Without omitting anything, retype the data that follows.
>> begin THE RECORDS
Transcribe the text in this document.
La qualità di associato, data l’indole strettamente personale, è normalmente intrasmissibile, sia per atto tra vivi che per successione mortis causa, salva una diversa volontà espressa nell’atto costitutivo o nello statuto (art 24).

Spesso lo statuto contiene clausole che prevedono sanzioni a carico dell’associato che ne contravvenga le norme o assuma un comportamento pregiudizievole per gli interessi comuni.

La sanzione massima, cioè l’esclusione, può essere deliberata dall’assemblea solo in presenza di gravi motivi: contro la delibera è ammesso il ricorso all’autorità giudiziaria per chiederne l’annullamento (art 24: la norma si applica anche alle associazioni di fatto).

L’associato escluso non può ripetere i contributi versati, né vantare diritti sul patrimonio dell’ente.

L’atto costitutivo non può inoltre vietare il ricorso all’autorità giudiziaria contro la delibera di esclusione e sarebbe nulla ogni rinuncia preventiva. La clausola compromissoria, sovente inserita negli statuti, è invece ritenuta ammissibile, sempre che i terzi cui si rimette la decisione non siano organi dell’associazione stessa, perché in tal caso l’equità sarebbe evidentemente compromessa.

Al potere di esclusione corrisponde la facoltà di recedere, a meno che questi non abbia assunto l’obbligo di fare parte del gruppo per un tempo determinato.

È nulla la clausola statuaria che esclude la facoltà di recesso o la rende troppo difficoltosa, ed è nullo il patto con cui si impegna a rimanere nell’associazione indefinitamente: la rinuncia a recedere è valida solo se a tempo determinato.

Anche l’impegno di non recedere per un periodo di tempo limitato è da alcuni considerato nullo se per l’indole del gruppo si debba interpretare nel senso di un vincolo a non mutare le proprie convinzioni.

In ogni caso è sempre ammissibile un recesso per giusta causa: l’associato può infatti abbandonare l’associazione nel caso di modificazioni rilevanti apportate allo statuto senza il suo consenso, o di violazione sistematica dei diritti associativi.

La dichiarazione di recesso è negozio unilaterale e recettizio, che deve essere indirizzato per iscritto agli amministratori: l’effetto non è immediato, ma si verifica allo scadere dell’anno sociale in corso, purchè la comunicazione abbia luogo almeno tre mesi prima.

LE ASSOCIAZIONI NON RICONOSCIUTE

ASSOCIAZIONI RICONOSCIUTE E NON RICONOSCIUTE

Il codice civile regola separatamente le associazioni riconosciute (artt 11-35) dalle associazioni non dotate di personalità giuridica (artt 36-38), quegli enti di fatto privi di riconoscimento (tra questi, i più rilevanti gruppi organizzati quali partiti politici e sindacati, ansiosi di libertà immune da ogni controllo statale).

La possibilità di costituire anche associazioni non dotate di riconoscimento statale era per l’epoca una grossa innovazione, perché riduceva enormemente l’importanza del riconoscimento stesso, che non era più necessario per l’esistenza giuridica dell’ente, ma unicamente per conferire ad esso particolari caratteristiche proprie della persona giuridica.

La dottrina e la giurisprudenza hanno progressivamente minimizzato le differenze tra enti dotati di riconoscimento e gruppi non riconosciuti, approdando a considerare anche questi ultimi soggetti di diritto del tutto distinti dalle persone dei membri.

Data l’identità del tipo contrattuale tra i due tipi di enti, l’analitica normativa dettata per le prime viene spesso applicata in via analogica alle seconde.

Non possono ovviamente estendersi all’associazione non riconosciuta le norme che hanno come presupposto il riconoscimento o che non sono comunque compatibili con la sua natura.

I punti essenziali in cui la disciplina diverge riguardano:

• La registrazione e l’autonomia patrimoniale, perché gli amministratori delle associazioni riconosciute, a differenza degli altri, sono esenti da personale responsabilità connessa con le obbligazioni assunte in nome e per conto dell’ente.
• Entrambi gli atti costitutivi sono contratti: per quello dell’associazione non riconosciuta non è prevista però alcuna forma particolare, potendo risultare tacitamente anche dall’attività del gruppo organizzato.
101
>> end THE RECORDS
» **ANSWER TO THIS TASK**
Transcribe the text in this document.
La qualità di associato, data l’indole strettamente personale, è normalmente intrasmissibile, sia per atto tra vivi che per successione mortis causa, salva una diversa volontà espressa nell’atto costitutivo o nello statuto (art 24).

Spesso lo statuto contiene clausole che prevedono sanzioni a carico dell’associato che ne contravvenga le norme o assuma un comportamento pregiudizievole per gli interessi comuni.

La sanzione massima, cioè l’esclusione, può essere deliberata dall’assemblea solo in presenza di gravi motivi: contro la delibera è ammesso il ricorso all’autorità giudiziaria per chiederne l’annullamento (art 24: la norma si applica anche alle associazioni di fatto).

L’associato escluso non può ripetere i contributi versati, né vantare diritti sul patrimonio dell’ente.

L’atto costitutivo non può inoltre vietare il ricorso all’autorità giudiziaria contro la delibera di esclusione e sarebbe nulla ogni rinuncia preventiva. La clausola compromissoria, sovente inserita negli statuti, è invece ritenuta ammissibile, sempre che i terzi cui si rimette la decisione non siano organi dell’associazione stessa, perché in tal caso l’equità sarebbe evidentemente compromessa.

Al potere di esclusione corrisponde la facoltà di recedere, a meno che questi non abbia assunto l’obbligo di fare parte del gruppo per un tempo determinato.

È nulla la clausola statuaria che esclude la facoltà di recesso o la rende troppo difficoltosa, ed è nullo il patto con cui si impegna a rimanere nell’associazione indefinitamente: la rinuncia a recedere è valida solo se a tempo determinato.

Anche l’impegno di non recedere per un periodo di tempo limitato è da alcuni considerato nullo se per l’indole del gruppo si debba interpretare nel senso di un vincolo a non mutare le proprie convinzioni.

In ogni caso è sempre ammissibile un recesso per giusta causa: l’associato può infatti abbandonare l’associazione nel caso di modificazioni rilevanti apportate allo statuto senza il suo consenso, o di violazione sistematica dei diritti associativi.

La dichiarazione di recesso è negozio unilaterale e recettizio, che deve essere indirizzato per iscritto agli amministratori: l’effetto non è immediato, ma si verifica allo scadere dell’anno sociale in corso, purchè la comunicazione abbia luogo almeno tre mesi prima.

LE ASSOCIAZIONI NON RICONOSCIUTE

ASSOCIAZIONI RICONOSCIUTE E NON RICONOSCIUTE

Il codice civile regola separatamente le associazioni riconosciute (artt 11-35) dalle associazioni non dotate di personalità giuridica (artt 36-38), quegli enti di fatto privi di riconoscimento (tra questi, i più rilevanti gruppi organizzati quali partiti politici e sindacati, ansiosi di libertà immune da ogni controllo statale).

La possibilità di costituire anche associazioni non dotate di riconoscimento statale era per l’epoca una grossa innovazione, perché riduceva enormemente l’importanza del riconoscimento stesso, che non era più necessario per l’esistenza giuridica dell’ente, ma unicamente per conferire ad esso particolari caratteristiche proprie della persona giuridica.

La dottrina e la giurisprudenza hanno progressivamente minimizzato le differenze tra enti dotati di riconoscimento e gruppi non riconosciuti, approdando a considerare anche questi ultimi soggetti di diritto del tutto distinti dalle persone dei membri.

Data l’identità del tipo contrattuale tra i due tipi di enti, l’analitica normativa dettata per le prime viene spesso applicata in via analogica alle seconde.

Non possono ovviamente estendersi all’associazione non riconosciuta le norme che hanno come presupposto il riconoscimento o che non sono comunque compatibili con la sua natura.

I punti essenziali in cui la disciplina diverge riguardano:

• La registrazione e l’autonomia patrimoniale, perché gli amministratori delle associazioni riconosciute, a differenza degli altri, sono esenti da personale responsabilità connessa con le obbligazioni assunte in nome e per conto dell’ente.
• Entrambi gli atti costitutivi sono contratti: per quello dell’associazione non riconosciuta non è prevista però alcuna forma particolare, potendo risultare tacitamente anche dall’attività del gruppo organizzato.
101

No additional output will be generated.